** START **
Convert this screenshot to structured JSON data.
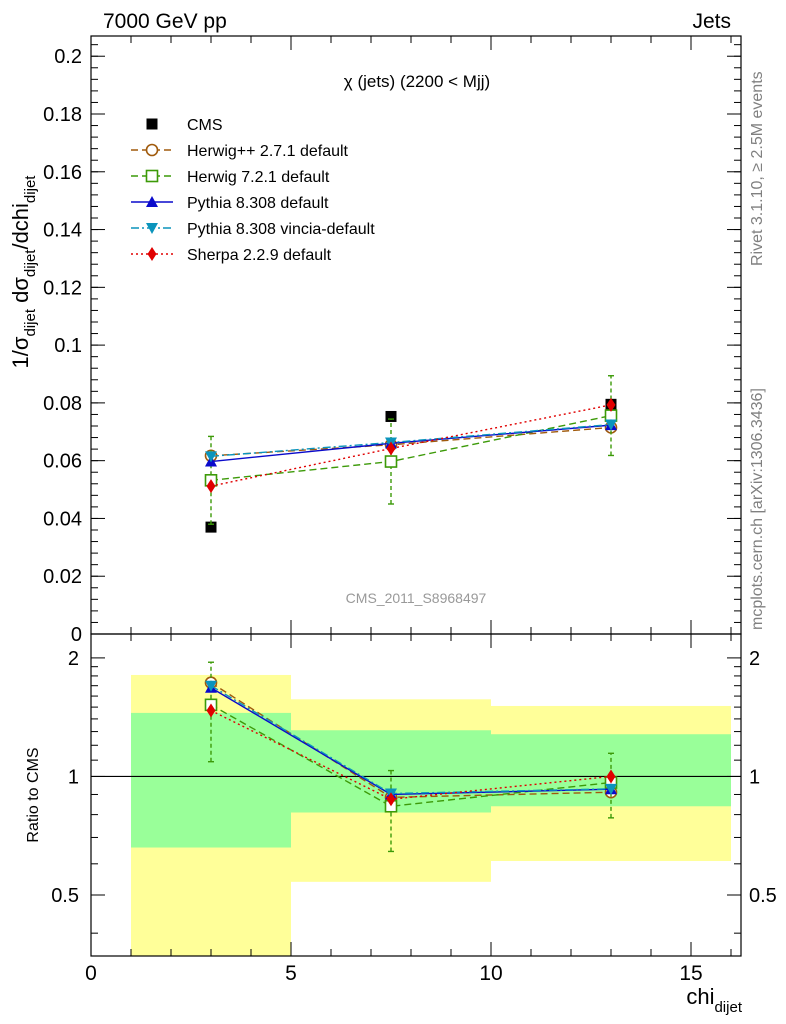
{
  "header": {
    "left": "7000 GeV pp",
    "right": "Jets"
  },
  "side_labels": {
    "rivet": "Rivet 3.1.10, ≥ 2.5M events",
    "mcplots": "mcplots.cern.ch [arXiv:1306.3436]"
  },
  "chart_data": [
    {
      "type": "scatter",
      "title": "χ (jets) (2200 < Mjj)",
      "watermark": "CMS_2011_S8968497",
      "ylabel": "1/σdijet dσdijet/dchidijet",
      "ylim": [
        0,
        0.207
      ],
      "xlim": [
        0,
        16.25
      ],
      "yticks": [
        0,
        0.02,
        0.04,
        0.06,
        0.08,
        0.1,
        0.12,
        0.14,
        0.16,
        0.18,
        0.2
      ],
      "ytick_labels": [
        "0",
        "0.02",
        "0.04",
        "0.06",
        "0.08",
        "0.1",
        "0.12",
        "0.14",
        "0.16",
        "0.18",
        "0.2"
      ],
      "legend_position": "top-left",
      "x": [
        3,
        7.5,
        13
      ],
      "series": [
        {
          "name": "CMS",
          "color": "#000000",
          "marker": "square-filled",
          "values": [
            0.037,
            0.0753,
            0.0795
          ]
        },
        {
          "name": "Herwig++ 2.7.1 default",
          "color": "#a05a0c",
          "marker": "circle-open",
          "line": "dashed",
          "values": [
            0.0617,
            0.0655,
            0.0715
          ],
          "errors": [
            0,
            0,
            0
          ]
        },
        {
          "name": "Herwig 7.2.1 default",
          "color": "#3c9a08",
          "marker": "square-open",
          "line": "dashed",
          "values": [
            0.0532,
            0.0597,
            0.0756
          ],
          "errors": [
            0.0152,
            0.0147,
            0.0138
          ]
        },
        {
          "name": "Pythia 8.308 default",
          "color": "#0a0acb",
          "marker": "triangle-up",
          "line": "solid",
          "values": [
            0.0597,
            0.066,
            0.0723
          ],
          "errors": [
            0,
            0,
            0
          ]
        },
        {
          "name": "Pythia 8.308 vincia-default",
          "color": "#0b94bc",
          "marker": "triangle-down",
          "line": "dashdot",
          "values": [
            0.0615,
            0.0663,
            0.0725
          ],
          "errors": [
            0,
            0,
            0
          ]
        },
        {
          "name": "Sherpa 2.2.9 default",
          "color": "#e00000",
          "marker": "diamond",
          "line": "dotted",
          "values": [
            0.0512,
            0.0642,
            0.0793
          ],
          "errors": [
            0,
            0,
            0
          ]
        }
      ]
    },
    {
      "type": "line",
      "ylabel": "Ratio to CMS",
      "xlabel": "chidijet",
      "xlim": [
        0,
        16.25
      ],
      "ylim": [
        0.35,
        2.3
      ],
      "xticks": [
        0,
        5,
        10,
        15
      ],
      "xtick_labels": [
        "0",
        "5",
        "10",
        "15"
      ],
      "yticks": [
        0.5,
        1,
        2
      ],
      "ytick_labels": [
        "0.5",
        "1",
        "2"
      ],
      "bands": [
        {
          "x": [
            1,
            5
          ],
          "yellow": [
            0.35,
            1.81
          ],
          "green": [
            0.66,
            1.45
          ]
        },
        {
          "x": [
            5,
            10
          ],
          "yellow": [
            0.54,
            1.57
          ],
          "green": [
            0.81,
            1.31
          ]
        },
        {
          "x": [
            10,
            16
          ],
          "yellow": [
            0.61,
            1.51
          ],
          "green": [
            0.84,
            1.28
          ]
        }
      ],
      "x": [
        3,
        7.5,
        13
      ],
      "series": [
        {
          "name": "Herwig++ 2.7.1 default",
          "values": [
            1.73,
            0.885,
            0.912
          ]
        },
        {
          "name": "Herwig 7.2.1 default",
          "values": [
            1.52,
            0.84,
            0.965
          ],
          "errors": [
            0.43,
            0.195,
            0.18
          ]
        },
        {
          "name": "Pythia 8.308 default",
          "values": [
            1.68,
            0.9,
            0.928
          ]
        },
        {
          "name": "Pythia 8.308 vincia-default",
          "values": [
            1.7,
            0.905,
            0.93
          ]
        },
        {
          "name": "Sherpa 2.2.9 default",
          "values": [
            1.47,
            0.875,
            1.0
          ]
        }
      ]
    }
  ]
}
** END **
- [PROBLEM STATEMENT]
Please transcribe the material above exactly as written. Leave the pictures out.

- [COMPLETE ANSWER]
Convert this screenshot to structured JSON data.
{
  "header": {
    "left": "7000 GeV pp",
    "right": "Jets"
  },
  "side_labels": {
    "rivet": "Rivet 3.1.10, ≥ 2.5M events",
    "mcplots": "mcplots.cern.ch [arXiv:1306.3436]"
  },
  "chart_data": [
    {
      "type": "scatter",
      "title": "χ (jets) (2200 < Mjj)",
      "watermark": "CMS_2011_S8968497",
      "ylabel": "1/σdijet dσdijet/dchidijet",
      "ylim": [
        0,
        0.207
      ],
      "xlim": [
        0,
        16.25
      ],
      "yticks": [
        0,
        0.02,
        0.04,
        0.06,
        0.08,
        0.1,
        0.12,
        0.14,
        0.16,
        0.18,
        0.2
      ],
      "ytick_labels": [
        "0",
        "0.02",
        "0.04",
        "0.06",
        "0.08",
        "0.1",
        "0.12",
        "0.14",
        "0.16",
        "0.18",
        "0.2"
      ],
      "legend_position": "top-left",
      "x": [
        3,
        7.5,
        13
      ],
      "series": [
        {
          "name": "CMS",
          "color": "#000000",
          "marker": "square-filled",
          "values": [
            0.037,
            0.0753,
            0.0795
          ]
        },
        {
          "name": "Herwig++ 2.7.1 default",
          "color": "#a05a0c",
          "marker": "circle-open",
          "line": "dashed",
          "values": [
            0.0617,
            0.0655,
            0.0715
          ],
          "errors": [
            0,
            0,
            0
          ]
        },
        {
          "name": "Herwig 7.2.1 default",
          "color": "#3c9a08",
          "marker": "square-open",
          "line": "dashed",
          "values": [
            0.0532,
            0.0597,
            0.0756
          ],
          "errors": [
            0.0152,
            0.0147,
            0.0138
          ]
        },
        {
          "name": "Pythia 8.308 default",
          "color": "#0a0acb",
          "marker": "triangle-up",
          "line": "solid",
          "values": [
            0.0597,
            0.066,
            0.0723
          ],
          "errors": [
            0,
            0,
            0
          ]
        },
        {
          "name": "Pythia 8.308 vincia-default",
          "color": "#0b94bc",
          "marker": "triangle-down",
          "line": "dashdot",
          "values": [
            0.0615,
            0.0663,
            0.0725
          ],
          "errors": [
            0,
            0,
            0
          ]
        },
        {
          "name": "Sherpa 2.2.9 default",
          "color": "#e00000",
          "marker": "diamond",
          "line": "dotted",
          "values": [
            0.0512,
            0.0642,
            0.0793
          ],
          "errors": [
            0,
            0,
            0
          ]
        }
      ]
    },
    {
      "type": "line",
      "ylabel": "Ratio to CMS",
      "xlabel": "chidijet",
      "xlim": [
        0,
        16.25
      ],
      "ylim": [
        0.35,
        2.3
      ],
      "xticks": [
        0,
        5,
        10,
        15
      ],
      "xtick_labels": [
        "0",
        "5",
        "10",
        "15"
      ],
      "yticks": [
        0.5,
        1,
        2
      ],
      "ytick_labels": [
        "0.5",
        "1",
        "2"
      ],
      "bands": [
        {
          "x": [
            1,
            5
          ],
          "yellow": [
            0.35,
            1.81
          ],
          "green": [
            0.66,
            1.45
          ]
        },
        {
          "x": [
            5,
            10
          ],
          "yellow": [
            0.54,
            1.57
          ],
          "green": [
            0.81,
            1.31
          ]
        },
        {
          "x": [
            10,
            16
          ],
          "yellow": [
            0.61,
            1.51
          ],
          "green": [
            0.84,
            1.28
          ]
        }
      ],
      "x": [
        3,
        7.5,
        13
      ],
      "series": [
        {
          "name": "Herwig++ 2.7.1 default",
          "values": [
            1.73,
            0.885,
            0.912
          ]
        },
        {
          "name": "Herwig 7.2.1 default",
          "values": [
            1.52,
            0.84,
            0.965
          ],
          "errors": [
            0.43,
            0.195,
            0.18
          ]
        },
        {
          "name": "Pythia 8.308 default",
          "values": [
            1.68,
            0.9,
            0.928
          ]
        },
        {
          "name": "Pythia 8.308 vincia-default",
          "values": [
            1.7,
            0.905,
            0.93
          ]
        },
        {
          "name": "Sherpa 2.2.9 default",
          "values": [
            1.47,
            0.875,
            1.0
          ]
        }
      ]
    }
  ]
}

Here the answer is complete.